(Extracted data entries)
** begin **
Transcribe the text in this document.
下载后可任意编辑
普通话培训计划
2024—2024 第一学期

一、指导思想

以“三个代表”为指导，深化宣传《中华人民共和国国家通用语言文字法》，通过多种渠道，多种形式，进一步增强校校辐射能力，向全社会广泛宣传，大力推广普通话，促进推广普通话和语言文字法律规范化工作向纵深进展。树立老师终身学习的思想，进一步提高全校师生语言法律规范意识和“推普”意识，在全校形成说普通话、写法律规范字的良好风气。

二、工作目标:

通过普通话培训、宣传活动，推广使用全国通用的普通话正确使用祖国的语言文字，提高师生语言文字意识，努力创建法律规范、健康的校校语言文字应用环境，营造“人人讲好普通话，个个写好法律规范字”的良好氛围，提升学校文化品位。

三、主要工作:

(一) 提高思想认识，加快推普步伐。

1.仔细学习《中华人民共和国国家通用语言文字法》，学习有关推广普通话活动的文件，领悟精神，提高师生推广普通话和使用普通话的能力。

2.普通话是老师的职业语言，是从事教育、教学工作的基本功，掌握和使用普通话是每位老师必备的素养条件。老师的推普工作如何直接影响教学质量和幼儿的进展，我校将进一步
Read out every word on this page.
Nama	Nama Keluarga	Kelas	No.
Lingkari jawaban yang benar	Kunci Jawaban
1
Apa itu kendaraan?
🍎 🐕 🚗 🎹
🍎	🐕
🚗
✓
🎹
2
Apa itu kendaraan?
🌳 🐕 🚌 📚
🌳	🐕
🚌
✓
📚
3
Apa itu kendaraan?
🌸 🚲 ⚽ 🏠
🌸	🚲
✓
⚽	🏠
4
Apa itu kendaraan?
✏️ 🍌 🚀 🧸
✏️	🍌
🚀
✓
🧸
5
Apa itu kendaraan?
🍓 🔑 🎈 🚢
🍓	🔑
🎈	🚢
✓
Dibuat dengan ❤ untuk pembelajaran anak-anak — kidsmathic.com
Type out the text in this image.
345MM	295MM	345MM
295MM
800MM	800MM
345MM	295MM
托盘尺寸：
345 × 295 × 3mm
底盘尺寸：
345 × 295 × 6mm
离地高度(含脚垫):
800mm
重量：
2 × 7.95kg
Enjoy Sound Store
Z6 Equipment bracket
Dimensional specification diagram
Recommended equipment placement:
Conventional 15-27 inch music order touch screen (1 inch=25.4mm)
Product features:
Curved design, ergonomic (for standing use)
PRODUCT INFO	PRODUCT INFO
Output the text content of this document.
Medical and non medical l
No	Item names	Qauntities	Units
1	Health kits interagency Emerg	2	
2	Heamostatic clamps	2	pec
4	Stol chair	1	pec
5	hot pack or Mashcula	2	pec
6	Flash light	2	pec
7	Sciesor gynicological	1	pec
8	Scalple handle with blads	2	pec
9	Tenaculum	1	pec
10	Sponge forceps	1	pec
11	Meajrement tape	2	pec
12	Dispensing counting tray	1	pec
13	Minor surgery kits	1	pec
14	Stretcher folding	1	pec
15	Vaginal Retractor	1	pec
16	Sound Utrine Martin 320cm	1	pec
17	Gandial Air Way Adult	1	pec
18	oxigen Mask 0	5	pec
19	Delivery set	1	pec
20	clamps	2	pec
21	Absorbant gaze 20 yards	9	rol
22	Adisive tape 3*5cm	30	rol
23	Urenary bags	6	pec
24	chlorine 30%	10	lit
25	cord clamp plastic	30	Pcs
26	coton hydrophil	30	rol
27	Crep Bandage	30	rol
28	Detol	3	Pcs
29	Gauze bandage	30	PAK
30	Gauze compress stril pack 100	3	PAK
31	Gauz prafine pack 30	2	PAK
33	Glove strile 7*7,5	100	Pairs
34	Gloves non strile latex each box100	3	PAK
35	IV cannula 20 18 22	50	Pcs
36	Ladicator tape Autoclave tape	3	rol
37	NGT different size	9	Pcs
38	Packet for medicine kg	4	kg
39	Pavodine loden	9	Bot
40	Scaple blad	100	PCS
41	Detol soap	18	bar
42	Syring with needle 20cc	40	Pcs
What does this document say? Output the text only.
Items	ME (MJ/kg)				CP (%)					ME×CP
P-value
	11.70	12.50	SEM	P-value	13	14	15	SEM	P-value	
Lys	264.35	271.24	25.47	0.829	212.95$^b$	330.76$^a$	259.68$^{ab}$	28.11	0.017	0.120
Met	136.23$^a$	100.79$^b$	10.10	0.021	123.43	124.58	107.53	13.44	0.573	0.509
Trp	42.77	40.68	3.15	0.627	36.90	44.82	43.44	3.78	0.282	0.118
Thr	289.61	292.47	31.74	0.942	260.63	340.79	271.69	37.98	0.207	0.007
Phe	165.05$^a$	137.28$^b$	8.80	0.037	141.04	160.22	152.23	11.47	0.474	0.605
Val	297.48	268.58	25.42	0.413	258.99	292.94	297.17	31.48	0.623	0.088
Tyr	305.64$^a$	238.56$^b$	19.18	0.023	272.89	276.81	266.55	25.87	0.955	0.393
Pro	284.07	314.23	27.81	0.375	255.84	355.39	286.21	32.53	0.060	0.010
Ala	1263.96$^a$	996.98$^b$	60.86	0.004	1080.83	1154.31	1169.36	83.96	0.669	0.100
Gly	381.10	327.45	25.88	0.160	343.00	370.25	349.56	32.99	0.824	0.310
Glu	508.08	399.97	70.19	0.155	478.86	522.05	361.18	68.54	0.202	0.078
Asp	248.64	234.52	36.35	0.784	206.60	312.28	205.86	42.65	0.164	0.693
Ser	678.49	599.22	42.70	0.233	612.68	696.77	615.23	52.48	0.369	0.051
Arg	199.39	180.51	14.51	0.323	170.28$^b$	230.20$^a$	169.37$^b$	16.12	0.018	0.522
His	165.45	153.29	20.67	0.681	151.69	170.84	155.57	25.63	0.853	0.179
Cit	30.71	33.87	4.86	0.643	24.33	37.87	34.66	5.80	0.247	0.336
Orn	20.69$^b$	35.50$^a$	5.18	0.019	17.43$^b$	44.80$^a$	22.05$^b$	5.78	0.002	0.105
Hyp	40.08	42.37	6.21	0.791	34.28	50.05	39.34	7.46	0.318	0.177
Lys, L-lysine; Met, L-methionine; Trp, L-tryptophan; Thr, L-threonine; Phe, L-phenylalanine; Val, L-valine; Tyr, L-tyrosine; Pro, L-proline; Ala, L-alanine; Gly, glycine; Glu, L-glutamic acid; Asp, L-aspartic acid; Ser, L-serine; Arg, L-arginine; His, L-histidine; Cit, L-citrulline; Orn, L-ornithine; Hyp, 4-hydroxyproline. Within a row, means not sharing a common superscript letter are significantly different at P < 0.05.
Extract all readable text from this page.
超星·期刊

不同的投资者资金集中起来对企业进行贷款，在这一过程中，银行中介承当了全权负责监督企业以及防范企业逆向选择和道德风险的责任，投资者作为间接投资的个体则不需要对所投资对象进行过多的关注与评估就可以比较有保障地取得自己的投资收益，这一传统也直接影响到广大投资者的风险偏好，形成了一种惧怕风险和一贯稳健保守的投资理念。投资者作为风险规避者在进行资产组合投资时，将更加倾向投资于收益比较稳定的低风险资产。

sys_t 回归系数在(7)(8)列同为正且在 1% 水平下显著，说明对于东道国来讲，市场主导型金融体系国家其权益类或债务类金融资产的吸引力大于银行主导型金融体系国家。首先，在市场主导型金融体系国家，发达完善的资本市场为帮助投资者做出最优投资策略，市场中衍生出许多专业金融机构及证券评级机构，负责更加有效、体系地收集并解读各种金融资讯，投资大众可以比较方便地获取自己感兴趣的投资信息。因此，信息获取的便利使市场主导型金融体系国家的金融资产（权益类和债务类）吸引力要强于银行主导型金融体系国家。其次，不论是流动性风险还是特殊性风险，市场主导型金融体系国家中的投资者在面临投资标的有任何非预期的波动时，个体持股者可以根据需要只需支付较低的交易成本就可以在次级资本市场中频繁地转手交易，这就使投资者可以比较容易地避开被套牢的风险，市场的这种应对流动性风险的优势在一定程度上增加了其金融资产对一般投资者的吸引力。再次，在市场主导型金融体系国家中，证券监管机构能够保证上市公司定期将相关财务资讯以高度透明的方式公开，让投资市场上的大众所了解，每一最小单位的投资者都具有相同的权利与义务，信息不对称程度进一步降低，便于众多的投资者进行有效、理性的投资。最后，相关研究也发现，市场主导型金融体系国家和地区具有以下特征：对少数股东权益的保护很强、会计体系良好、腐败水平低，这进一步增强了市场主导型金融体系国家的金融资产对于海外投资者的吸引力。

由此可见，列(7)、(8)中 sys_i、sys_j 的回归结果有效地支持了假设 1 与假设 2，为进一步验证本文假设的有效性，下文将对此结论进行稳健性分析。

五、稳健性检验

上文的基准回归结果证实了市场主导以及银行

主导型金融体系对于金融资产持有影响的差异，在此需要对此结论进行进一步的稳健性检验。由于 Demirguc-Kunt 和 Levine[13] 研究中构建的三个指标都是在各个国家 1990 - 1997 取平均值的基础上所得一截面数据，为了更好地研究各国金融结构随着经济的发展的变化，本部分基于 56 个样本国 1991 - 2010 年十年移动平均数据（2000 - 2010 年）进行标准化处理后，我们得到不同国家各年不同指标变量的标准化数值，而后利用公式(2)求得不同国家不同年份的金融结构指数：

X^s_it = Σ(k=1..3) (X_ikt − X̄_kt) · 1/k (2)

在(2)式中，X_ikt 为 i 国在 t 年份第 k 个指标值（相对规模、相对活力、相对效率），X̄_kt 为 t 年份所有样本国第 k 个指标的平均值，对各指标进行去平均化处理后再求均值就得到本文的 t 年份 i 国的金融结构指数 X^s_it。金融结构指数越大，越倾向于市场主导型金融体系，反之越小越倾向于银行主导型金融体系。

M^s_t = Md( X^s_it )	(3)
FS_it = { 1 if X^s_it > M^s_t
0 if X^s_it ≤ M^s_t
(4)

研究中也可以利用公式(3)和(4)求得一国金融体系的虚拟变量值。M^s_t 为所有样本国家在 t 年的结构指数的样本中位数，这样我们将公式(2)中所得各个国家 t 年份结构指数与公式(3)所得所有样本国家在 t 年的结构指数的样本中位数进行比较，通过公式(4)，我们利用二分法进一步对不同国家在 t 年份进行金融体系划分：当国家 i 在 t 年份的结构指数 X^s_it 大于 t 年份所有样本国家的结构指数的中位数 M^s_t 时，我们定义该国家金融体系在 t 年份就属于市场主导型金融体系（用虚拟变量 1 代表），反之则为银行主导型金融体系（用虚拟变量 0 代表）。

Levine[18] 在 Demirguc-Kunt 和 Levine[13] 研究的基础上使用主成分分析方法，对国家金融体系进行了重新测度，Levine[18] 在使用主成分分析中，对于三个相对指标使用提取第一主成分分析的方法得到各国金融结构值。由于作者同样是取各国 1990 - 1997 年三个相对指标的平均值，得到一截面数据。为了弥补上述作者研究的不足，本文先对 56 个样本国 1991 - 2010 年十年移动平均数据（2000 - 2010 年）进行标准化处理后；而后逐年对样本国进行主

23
** end **
Required task
Return every line above that contains the word "document".

Exercise solution
Transcribe the text in this document.
Output the text content of this document.
What does this document say? Output the text only.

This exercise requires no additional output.